___ DATA ___

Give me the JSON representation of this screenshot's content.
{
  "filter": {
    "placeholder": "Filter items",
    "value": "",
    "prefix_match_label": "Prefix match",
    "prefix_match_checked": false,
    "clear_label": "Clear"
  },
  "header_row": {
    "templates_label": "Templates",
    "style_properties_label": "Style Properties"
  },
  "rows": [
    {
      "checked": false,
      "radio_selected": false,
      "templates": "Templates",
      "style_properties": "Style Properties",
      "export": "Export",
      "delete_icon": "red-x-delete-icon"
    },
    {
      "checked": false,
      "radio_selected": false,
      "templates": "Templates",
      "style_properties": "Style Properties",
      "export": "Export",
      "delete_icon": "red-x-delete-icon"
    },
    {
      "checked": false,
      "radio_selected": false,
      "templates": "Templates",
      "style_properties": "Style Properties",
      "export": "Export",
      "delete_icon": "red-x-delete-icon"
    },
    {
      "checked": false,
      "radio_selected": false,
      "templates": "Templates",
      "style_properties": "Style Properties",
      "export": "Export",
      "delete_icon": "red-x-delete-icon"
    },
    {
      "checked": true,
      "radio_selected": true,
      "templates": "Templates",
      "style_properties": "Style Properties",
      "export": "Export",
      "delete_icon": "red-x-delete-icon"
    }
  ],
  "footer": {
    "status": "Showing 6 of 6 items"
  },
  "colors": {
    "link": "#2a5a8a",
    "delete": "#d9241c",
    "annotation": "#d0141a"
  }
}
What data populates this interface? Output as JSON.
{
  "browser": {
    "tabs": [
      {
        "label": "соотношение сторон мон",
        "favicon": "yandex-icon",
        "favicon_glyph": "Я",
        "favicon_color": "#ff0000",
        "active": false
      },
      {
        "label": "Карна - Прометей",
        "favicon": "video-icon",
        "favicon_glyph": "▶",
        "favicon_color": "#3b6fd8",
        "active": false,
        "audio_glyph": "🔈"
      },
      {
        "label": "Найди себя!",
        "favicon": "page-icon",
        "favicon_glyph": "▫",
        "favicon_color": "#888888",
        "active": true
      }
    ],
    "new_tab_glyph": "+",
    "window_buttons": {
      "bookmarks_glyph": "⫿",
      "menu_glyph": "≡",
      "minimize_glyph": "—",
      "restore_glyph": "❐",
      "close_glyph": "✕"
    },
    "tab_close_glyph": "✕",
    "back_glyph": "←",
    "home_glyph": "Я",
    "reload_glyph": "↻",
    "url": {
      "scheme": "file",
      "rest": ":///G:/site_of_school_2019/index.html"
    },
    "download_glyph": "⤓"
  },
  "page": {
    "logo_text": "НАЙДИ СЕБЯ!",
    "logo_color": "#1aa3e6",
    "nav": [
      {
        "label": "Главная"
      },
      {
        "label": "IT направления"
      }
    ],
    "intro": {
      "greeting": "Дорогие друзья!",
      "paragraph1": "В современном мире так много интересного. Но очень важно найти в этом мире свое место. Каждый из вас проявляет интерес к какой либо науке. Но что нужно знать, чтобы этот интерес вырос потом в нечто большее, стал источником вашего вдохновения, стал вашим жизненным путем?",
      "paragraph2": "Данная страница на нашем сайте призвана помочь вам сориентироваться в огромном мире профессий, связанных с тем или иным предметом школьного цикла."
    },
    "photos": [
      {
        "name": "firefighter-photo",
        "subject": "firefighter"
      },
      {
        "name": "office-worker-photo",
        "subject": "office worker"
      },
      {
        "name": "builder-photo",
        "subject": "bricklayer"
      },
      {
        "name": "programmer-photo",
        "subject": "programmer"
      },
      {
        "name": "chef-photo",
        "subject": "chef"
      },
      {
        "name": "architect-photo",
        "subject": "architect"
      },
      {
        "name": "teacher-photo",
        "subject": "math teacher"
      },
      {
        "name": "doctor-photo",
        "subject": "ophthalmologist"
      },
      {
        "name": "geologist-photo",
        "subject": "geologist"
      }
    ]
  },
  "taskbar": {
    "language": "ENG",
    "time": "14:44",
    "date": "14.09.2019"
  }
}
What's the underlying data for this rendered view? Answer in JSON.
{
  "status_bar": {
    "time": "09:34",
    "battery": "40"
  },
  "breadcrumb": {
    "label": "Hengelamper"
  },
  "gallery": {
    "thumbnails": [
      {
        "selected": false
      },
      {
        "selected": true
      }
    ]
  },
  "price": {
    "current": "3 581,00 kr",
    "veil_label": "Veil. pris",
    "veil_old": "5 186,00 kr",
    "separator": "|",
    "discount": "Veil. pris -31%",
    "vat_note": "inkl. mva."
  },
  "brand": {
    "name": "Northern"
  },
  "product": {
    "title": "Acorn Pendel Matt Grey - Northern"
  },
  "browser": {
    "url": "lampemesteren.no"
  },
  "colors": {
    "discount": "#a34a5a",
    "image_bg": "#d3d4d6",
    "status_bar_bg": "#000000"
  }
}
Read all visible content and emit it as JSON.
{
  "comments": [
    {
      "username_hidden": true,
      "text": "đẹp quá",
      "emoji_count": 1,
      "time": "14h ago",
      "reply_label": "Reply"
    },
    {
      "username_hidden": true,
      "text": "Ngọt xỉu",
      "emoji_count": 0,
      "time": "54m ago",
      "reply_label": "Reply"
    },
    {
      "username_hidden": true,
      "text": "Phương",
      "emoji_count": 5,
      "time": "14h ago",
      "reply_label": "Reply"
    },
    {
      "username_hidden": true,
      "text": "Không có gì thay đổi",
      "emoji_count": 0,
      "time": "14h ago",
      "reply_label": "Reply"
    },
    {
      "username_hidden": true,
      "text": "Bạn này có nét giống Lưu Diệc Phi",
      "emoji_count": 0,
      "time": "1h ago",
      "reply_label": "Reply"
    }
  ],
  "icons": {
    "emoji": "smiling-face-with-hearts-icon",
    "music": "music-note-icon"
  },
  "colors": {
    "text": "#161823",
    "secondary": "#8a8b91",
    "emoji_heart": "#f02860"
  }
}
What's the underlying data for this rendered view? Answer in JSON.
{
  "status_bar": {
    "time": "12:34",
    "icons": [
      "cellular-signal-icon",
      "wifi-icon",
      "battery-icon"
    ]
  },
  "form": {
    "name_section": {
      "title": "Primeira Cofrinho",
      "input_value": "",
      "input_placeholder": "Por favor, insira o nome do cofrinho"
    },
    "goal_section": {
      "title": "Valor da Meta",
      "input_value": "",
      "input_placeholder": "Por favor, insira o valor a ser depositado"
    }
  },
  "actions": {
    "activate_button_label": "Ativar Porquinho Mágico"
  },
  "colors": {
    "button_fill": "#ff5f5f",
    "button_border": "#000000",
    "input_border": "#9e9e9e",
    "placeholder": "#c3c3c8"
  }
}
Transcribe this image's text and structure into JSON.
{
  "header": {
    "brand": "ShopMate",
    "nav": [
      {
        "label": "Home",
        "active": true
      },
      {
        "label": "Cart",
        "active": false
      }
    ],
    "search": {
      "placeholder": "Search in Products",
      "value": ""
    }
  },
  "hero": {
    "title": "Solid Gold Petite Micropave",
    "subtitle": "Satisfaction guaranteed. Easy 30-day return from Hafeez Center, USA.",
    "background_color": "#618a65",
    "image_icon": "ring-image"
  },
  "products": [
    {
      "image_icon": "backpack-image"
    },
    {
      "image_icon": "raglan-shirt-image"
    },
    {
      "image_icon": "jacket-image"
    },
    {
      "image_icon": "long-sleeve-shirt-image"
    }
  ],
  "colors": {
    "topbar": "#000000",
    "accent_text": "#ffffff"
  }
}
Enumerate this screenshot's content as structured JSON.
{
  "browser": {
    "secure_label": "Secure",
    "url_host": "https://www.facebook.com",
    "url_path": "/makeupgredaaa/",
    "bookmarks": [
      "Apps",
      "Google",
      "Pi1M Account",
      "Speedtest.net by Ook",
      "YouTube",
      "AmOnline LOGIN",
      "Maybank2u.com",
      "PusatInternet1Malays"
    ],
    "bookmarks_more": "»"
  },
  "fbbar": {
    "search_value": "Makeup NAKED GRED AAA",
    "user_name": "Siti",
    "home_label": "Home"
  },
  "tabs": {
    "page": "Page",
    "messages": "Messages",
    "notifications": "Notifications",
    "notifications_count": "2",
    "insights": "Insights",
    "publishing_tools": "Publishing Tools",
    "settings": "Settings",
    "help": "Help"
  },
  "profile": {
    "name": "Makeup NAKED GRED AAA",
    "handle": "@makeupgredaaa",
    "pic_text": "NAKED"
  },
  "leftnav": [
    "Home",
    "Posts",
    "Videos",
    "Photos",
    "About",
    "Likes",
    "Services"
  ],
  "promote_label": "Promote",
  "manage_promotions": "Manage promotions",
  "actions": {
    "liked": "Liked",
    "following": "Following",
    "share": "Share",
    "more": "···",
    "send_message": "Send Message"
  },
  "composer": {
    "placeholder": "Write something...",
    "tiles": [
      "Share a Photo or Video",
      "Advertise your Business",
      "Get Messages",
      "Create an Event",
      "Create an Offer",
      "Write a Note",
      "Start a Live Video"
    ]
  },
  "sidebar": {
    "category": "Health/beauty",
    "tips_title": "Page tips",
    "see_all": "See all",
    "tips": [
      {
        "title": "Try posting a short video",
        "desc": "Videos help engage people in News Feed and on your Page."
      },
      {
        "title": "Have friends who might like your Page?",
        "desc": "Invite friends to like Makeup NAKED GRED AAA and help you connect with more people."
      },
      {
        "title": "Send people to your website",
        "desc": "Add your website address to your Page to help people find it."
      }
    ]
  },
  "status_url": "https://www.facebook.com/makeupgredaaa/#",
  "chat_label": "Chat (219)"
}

___

TASK STATEMENT ->
Check each line above for the string "JSON" and report how many lines have it, giving only the number.

RESPONSE TO THE EXERCISE ->
7